* YOUR INSTRUCTIONS:
Copy every line that contains the string "source" from the entries below.
----
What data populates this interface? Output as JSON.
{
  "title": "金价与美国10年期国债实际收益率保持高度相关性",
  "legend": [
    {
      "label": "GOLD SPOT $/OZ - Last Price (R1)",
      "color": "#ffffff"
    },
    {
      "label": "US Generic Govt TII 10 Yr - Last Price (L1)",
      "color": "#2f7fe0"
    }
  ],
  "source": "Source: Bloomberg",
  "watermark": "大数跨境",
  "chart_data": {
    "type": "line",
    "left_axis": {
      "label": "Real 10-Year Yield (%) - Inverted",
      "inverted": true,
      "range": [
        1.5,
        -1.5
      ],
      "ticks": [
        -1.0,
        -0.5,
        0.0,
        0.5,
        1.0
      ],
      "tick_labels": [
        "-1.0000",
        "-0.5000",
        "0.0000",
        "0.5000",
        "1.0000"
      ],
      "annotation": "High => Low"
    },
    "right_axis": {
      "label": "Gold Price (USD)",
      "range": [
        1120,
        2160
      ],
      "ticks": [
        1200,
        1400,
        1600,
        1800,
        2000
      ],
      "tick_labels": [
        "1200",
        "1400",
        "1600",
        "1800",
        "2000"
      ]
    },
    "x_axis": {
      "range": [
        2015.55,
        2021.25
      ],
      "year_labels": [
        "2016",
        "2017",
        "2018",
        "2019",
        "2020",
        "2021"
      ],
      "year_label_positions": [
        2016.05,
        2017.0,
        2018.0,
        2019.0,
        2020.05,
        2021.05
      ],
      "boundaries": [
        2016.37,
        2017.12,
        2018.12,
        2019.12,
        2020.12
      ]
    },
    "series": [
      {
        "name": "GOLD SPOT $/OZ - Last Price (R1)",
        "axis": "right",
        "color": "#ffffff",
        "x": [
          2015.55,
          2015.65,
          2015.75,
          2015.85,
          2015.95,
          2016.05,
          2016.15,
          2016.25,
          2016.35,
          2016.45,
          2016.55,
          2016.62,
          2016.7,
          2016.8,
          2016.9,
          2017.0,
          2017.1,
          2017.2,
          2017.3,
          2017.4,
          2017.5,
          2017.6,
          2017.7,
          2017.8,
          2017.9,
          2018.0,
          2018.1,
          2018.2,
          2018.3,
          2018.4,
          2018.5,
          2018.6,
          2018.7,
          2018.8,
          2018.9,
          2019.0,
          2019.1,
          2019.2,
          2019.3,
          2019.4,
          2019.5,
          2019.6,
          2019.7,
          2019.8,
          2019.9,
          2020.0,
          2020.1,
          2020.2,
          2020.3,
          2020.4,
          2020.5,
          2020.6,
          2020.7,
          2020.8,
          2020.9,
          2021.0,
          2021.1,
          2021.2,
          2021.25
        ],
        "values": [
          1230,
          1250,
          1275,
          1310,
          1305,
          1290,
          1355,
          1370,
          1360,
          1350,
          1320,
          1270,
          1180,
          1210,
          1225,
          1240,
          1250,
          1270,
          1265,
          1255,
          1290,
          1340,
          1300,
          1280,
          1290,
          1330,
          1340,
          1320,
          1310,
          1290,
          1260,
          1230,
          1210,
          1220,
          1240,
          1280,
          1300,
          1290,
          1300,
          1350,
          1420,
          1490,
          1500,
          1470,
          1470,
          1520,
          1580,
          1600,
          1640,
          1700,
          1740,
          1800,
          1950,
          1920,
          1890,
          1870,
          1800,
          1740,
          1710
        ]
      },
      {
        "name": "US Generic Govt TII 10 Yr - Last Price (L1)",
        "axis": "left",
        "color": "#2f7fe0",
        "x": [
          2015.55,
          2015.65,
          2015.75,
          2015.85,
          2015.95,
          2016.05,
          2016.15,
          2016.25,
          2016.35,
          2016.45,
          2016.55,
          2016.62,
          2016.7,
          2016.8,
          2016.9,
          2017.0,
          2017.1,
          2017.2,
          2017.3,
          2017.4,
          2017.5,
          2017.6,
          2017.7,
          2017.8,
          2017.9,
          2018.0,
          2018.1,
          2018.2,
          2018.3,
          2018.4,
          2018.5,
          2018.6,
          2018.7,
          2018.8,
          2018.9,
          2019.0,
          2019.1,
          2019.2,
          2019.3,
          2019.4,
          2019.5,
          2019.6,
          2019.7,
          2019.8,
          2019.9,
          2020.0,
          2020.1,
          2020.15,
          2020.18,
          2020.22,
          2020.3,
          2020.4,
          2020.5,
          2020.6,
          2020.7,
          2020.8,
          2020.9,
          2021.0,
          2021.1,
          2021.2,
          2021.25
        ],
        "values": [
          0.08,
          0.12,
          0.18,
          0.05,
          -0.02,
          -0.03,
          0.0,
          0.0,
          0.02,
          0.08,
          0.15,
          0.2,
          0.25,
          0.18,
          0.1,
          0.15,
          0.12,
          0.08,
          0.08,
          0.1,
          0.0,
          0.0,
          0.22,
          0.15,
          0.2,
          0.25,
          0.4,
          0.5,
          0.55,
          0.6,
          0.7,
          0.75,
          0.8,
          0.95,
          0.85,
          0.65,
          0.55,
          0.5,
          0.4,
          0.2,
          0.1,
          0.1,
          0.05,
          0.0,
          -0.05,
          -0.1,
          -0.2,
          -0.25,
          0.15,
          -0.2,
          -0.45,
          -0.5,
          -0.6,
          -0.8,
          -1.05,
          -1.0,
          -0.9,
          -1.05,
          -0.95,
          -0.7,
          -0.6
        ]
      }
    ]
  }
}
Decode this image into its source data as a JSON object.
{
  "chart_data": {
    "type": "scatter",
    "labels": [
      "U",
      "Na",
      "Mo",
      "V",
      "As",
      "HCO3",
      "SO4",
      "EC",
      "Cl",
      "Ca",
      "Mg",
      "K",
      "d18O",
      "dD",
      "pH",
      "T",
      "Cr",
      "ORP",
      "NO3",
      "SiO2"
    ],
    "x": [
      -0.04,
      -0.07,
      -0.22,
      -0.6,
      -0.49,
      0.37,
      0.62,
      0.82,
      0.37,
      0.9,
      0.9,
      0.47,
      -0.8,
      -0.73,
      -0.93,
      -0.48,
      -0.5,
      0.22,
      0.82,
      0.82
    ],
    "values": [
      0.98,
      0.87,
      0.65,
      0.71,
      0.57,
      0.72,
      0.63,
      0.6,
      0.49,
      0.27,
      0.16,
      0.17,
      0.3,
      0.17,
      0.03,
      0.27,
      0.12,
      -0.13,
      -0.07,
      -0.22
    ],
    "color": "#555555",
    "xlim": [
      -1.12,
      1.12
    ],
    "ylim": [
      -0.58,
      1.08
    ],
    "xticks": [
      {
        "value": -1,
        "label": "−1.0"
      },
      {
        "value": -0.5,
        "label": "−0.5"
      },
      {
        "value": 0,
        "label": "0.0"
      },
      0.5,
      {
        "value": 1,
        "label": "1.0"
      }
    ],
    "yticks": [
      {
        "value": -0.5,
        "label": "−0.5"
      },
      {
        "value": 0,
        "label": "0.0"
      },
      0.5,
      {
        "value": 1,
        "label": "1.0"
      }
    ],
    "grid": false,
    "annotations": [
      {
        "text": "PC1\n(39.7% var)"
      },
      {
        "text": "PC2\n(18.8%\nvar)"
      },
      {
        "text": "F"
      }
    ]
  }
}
----
* SOLUTION FOR THIS EXERCISE:
  "source": "Source: Bloomberg",
Decode this image into its source data as a JSON object.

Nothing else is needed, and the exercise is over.